Assigned task
Tally the lines in the data below in which the word "darauf" occurs, then give only the total.

Data shown
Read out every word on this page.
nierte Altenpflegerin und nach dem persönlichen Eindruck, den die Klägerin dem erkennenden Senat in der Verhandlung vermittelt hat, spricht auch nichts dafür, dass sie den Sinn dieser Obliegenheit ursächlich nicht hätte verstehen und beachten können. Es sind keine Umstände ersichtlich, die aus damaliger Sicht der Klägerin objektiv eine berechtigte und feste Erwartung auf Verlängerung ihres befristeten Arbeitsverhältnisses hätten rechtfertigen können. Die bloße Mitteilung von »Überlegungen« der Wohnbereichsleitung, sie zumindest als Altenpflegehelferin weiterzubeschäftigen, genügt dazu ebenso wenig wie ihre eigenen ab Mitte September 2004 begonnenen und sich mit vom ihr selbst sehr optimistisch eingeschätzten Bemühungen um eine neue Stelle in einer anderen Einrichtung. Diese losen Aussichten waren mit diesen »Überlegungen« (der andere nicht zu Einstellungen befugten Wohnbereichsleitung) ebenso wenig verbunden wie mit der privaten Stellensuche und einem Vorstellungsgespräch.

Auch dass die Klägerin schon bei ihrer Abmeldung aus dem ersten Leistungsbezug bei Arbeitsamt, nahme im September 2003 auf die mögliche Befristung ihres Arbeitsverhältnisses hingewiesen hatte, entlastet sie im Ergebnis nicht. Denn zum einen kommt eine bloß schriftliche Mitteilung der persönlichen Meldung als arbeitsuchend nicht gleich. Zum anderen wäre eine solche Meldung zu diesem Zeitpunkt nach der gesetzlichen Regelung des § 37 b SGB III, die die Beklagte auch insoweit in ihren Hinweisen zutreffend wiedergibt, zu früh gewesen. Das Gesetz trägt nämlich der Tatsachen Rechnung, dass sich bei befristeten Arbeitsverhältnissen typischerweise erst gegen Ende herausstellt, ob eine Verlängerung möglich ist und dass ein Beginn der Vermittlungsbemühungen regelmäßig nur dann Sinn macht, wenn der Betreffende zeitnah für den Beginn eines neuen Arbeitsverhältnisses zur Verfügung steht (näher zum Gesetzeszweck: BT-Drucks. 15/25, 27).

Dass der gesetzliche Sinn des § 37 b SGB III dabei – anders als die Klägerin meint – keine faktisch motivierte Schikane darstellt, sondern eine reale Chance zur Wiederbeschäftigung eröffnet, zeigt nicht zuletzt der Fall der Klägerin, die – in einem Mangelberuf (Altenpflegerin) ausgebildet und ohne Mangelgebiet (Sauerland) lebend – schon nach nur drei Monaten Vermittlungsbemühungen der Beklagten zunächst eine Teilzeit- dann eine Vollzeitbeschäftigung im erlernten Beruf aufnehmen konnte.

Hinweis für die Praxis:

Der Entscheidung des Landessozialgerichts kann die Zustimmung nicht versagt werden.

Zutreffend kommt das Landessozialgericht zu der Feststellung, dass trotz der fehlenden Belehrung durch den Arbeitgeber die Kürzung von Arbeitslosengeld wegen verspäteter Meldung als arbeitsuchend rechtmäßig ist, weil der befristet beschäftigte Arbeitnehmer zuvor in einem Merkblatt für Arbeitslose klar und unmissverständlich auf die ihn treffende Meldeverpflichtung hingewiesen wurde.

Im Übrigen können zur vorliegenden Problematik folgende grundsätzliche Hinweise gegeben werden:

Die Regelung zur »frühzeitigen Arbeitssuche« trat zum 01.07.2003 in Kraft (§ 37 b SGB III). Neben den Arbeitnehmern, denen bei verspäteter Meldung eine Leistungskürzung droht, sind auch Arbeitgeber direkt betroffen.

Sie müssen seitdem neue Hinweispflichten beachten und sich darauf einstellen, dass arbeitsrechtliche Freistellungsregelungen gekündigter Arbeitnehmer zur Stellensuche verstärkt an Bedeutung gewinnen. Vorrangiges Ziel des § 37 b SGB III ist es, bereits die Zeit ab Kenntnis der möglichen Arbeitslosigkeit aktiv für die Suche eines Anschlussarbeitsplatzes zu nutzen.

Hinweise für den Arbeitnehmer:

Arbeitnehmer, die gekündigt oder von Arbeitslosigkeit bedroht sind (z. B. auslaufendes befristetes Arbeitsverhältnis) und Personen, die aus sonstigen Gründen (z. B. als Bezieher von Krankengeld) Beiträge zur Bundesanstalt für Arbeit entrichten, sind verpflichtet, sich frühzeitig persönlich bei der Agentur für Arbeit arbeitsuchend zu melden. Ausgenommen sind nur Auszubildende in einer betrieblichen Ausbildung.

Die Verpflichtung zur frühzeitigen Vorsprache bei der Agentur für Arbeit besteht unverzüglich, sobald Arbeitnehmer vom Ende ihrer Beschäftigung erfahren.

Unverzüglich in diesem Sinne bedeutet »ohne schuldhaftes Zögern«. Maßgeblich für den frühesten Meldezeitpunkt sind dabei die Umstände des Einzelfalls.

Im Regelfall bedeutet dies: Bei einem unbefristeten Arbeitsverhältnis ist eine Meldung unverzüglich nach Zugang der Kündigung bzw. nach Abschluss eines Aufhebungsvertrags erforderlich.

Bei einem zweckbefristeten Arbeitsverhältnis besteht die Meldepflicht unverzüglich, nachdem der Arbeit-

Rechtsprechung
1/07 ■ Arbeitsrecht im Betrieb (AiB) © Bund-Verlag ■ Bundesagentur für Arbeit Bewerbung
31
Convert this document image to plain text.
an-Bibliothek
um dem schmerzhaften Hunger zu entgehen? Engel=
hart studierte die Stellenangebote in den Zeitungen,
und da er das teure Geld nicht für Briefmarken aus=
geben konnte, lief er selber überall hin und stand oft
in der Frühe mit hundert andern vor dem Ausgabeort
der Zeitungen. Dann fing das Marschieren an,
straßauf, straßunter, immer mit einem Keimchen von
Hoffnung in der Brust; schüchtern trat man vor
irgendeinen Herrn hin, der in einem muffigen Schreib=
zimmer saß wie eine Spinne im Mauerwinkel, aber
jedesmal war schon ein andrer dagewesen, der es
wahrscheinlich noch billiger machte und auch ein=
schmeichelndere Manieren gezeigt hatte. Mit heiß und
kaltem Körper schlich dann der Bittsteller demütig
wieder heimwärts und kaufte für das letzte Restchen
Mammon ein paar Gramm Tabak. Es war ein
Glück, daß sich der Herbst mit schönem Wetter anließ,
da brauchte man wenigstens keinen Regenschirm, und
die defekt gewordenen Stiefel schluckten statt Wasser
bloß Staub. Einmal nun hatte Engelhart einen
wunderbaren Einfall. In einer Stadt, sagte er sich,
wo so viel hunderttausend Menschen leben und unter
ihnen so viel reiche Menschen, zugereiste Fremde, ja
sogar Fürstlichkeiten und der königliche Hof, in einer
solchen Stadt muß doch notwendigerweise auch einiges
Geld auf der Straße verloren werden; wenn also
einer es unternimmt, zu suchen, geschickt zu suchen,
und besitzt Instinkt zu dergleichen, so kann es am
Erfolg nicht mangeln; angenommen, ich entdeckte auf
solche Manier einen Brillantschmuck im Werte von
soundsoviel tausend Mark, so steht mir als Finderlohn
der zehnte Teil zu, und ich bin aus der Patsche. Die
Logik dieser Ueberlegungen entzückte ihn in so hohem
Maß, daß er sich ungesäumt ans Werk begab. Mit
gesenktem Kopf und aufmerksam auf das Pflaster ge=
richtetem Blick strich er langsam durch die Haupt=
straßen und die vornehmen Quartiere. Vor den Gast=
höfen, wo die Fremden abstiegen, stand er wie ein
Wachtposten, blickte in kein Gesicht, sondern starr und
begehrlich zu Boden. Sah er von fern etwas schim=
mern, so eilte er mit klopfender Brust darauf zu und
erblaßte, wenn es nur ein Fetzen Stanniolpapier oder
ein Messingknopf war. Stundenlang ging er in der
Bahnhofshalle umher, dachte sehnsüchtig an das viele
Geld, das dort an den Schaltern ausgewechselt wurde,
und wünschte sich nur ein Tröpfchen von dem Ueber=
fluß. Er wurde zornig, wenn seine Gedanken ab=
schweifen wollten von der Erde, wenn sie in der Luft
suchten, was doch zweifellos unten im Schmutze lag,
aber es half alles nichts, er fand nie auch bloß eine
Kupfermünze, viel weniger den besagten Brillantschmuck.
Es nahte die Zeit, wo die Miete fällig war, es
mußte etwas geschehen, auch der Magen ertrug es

Answer area
2